**Task instructions**
Condense the paragraph in the comment thread below that begins "Author here, sorry if this was not clear" into a short bulleted list that keeps its main facts.

— Start of Quoted passage —

Author here, sorry if this was not clear: that specific point was not supposed to be an indictment of all CRDTs, it was supposed to be much more narrow. Specifically, the Yjs authors clearly state that they purposefully designed its interface to ProseMirror to delete and recreate the entire document on every collab keystroke, and the fact that it stayed open for 6 YEARS before they started to try to fix it, does in my opinion indicate a fundamental misunderstanding of what modern text editors need to behave well in any situation. Not even a collaborative one. Just any situation at all.
I think it's defensible to say that this point in particular is not indicting CRDTs in general because I do say the authors are trying to fix it, and then I link to the (unpublicized) first PR in that chain of work (which very few people know about!), and I specifically spend a whole paragraph saying I hope that I a forced to write an article in a year about how they figured it all out! If I was trying to be disingenuous, why do any of that?
> sorry if this was not clear
It's easy to make that mistake reading your post because of sentences like
> I want to convince you that all of these things (except true master-less p2p architecture) are easily doable without CRDTs
> But what if you’re using CRDTs? Well, all these problems are 100x harder, and none of these mitigations are available to you.
It sure sounds a lot like you're calling CRDTs in general needlessly complex, not just the yjs-prosemirror integration.
Am I correctly understanding that you (Moment) have chosen to use Prosemirror and that with that using Yjs was the hard part? Or did you mean to say in the article that you used Yjs directly? It would be less prone to misunderstanding if it read "why we don't use y-prosemirror" and you would lose a lot of potential audience for the post.
I tried to understand what was wrong in Yjs, as I'm using it myself, but your point is not really with Yjs it seems but on how the interaction is with Prosemirror in your use case. I can see why you're bringing up your points against Yjs and I'm having a hard time understanding why you don't consider alternatives to Prosemirror directly. Put another way, "because this integration was bad the source system must also be bad". I do not condone this part of your article. Seems like a sunken cost fallacy to me and reasoning about it at anothers expense, but perhaps not. Hoping to hear back from you.
Hi folks, author here. I thought this was dead! I'm here to answer questions if you have them.
EDIT: I live in Seattle and it is 12:34, so I must go to bed soon. But I will wake up and respond to comments first thing in the morning!
Just wanted to say thanks! This is a great write up and resonates with issues I encountered when trying to productionise a yjs backed feature.
I think Y.js 14 and the new y-prosemirror binding fix a lot of the encountered issues
It should be noted that this is about text editing specifically, and for other use-cases YJS is using other code pathways/algorithms, but you have to be careful how you design your data structure for atomic updates.
I'm curious how these approaches compare with MRDTs implemented in Irmin
https://gowthamk.github.io/docs/mrdt.pdf
we're about to implement collaborative editing at Mintlify and were considering yjs so this couldn't have come at a better time
Author here, my personal mission is for people implementing this to have clear, actionable advice. Which is something we did not when we started. If you want to chat about it I'm happy to help, just email me: clemmer.alexander@gmail.com
Replacing CRDT with 40 lines of code. Amazing.
It appears Moment is producing "high-performance, collaborative, truly-offline-capable, fully-programmable document editor" - https://www.moment.dev/blog
There seems to be a conflict of interest with describing Yjs's performance, which basically does the same thing along with Automerge.

— End of Quoted passage —
— Start of Given information —

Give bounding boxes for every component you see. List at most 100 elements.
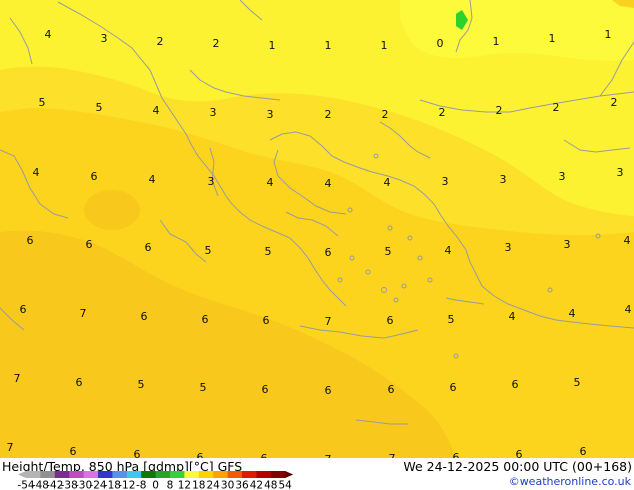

— End of Given information —

**Written response**
- The point was meant narrowly, not as a criticism of all CRDTs.
- The Yjs authors state that they deliberately designed its ProseMirror interface to delete and recreate the entire document on every collaborative keystroke.
- The issue stayed open for six years before they began trying to fix it.
- In the author's view, this shows a fundamental misunderstanding of what modern text editors need to behave well in any situation, collaborative or not.